_Written problem:_ Give again, word for word, the entries between the line holding "wire bond N-C(=O)" and the line holding "wire bond C5'-N1'H", both of those lines included.

_Extracted entries:_
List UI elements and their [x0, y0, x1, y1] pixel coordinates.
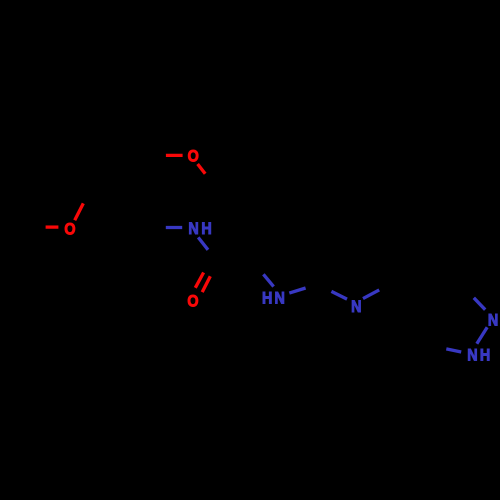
wire bond N-C(=O) (amide diagonal, half-bond)	[198, 237, 208, 249]
wire bond C=O3 line b (carbonyl double bond, half-bond)	[202, 276, 210, 292]
svg-text:N: N	[351, 298, 361, 316]
svg-text:H: H	[262, 290, 272, 308]
svg-text:N: N	[467, 347, 477, 365]
atom O2 (methoxy left oxygen)	[64, 221, 75, 239]
wire bond O2-Caryl (methoxy left diagonal, half-bond)	[75, 203, 84, 220]
wire bond C3'-N2' (pyrazole top diagonal, half-bond)	[474, 298, 485, 310]
wire bond C2-N1H (pyrrole upper diagonal, half-bond)	[263, 274, 273, 286]
wire bond CH3-O1 (methoxy top, half-bond)	[166, 154, 183, 157]
wire bond CH3-O2 (methoxy left, half-bond)	[46, 225, 59, 228]
svg-text:O: O	[64, 221, 75, 239]
wire bond CH2-N (amide, half-bond)	[166, 226, 182, 229]
atom N amide (label NH)	[188, 220, 198, 238]
wire bond C=O3 line a (carbonyl double bond, half-bond)	[195, 273, 203, 288]
wire bond N1H-C7a (pyrrole right diagonal, half-bond)	[289, 288, 305, 293]
svg-text:N: N	[188, 220, 198, 238]
wire bond C5'-N1'H (pyrazole left, half-bond)	[446, 349, 461, 352]
wire bond N7-C6 (pyridine right diagonal, half-bond)	[363, 290, 379, 299]
atom N1 pyrrole (label HN)	[262, 290, 272, 308]
wire bond N2'-N1' (pyrazole N-N bond, full)	[477, 327, 487, 343]
svg-text:H: H	[480, 347, 490, 365]
wire bond O1-Caryl (methoxy top diagonal, half-bond)	[198, 164, 206, 174]
atom O1 (methoxy top oxygen)	[188, 148, 199, 166]
atom N2' pyrazole nitrogen	[488, 311, 498, 329]
svg-text:O: O	[188, 148, 199, 166]
atom N1' pyrazole NH	[467, 347, 477, 365]
svg-text:N: N	[488, 311, 498, 329]
svg-text:N: N	[275, 290, 285, 308]
atom O3 (carbonyl oxygen)	[187, 292, 198, 310]
svg-text:O: O	[187, 292, 198, 310]
svg-text:H: H	[201, 220, 211, 238]
atom N7 pyridine-type nitrogen	[351, 298, 361, 316]
wire bond C7a-N7 (pyridine left diagonal, half-bond)	[331, 291, 347, 299]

_Task output:_
wire bond N-C(=O) (amide diagonal, half-bond)	[198, 237, 208, 249]
wire bond C=O3 line b (carbonyl double bond, half-bond)	[202, 276, 210, 292]
svg-text:N: N	[351, 298, 361, 316]
svg-text:H: H	[262, 290, 272, 308]
svg-text:N: N	[467, 347, 477, 365]
atom O2 (methoxy left oxygen)	[64, 221, 75, 239]
wire bond O2-Caryl (methoxy left diagonal, half-bond)	[75, 203, 84, 220]
wire bond C3'-N2' (pyrazole top diagonal, half-bond)	[474, 298, 485, 310]
wire bond C2-N1H (pyrrole upper diagonal, half-bond)	[263, 274, 273, 286]
wire bond CH3-O1 (methoxy top, half-bond)	[166, 154, 183, 157]
wire bond CH3-O2 (methoxy left, half-bond)	[46, 225, 59, 228]
svg-text:O: O	[64, 221, 75, 239]
wire bond CH2-N (amide, half-bond)	[166, 226, 182, 229]
atom N amide (label NH)	[188, 220, 198, 238]
wire bond C=O3 line a (carbonyl double bond, half-bond)	[195, 273, 203, 288]
wire bond N1H-C7a (pyrrole right diagonal, half-bond)	[289, 288, 305, 293]
svg-text:N: N	[188, 220, 198, 238]
wire bond C5'-N1'H (pyrazole left, half-bond)	[446, 349, 461, 352]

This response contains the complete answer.